→ **YOUR GOAL**
Look through the data below. Collect every line where the word "Carga" occurs.

→ **DATASET CONTENT**
++++

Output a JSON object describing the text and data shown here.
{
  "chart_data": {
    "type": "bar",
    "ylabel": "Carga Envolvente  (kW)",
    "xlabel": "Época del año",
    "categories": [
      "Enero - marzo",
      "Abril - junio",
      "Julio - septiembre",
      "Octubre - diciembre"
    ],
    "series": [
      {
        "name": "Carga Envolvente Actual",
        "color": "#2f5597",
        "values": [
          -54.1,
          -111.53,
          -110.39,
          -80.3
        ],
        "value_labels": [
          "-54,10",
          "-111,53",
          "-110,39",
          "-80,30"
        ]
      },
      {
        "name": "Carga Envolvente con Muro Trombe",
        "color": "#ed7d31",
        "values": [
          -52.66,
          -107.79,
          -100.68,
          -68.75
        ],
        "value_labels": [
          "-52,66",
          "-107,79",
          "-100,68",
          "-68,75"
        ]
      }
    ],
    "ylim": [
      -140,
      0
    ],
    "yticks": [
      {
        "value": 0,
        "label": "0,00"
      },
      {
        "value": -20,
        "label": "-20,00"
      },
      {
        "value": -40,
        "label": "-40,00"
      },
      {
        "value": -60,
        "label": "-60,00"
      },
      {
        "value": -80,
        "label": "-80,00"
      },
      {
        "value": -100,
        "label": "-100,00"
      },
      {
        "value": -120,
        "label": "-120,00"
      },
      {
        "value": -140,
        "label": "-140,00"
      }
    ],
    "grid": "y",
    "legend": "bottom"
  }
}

++++

→ **OUTPUT**
    "ylabel": "Carga Envolvente  (kW)",
        "name": "Carga Envolvente Actual",
        "name": "Carga Envolvente con Muro Trombe",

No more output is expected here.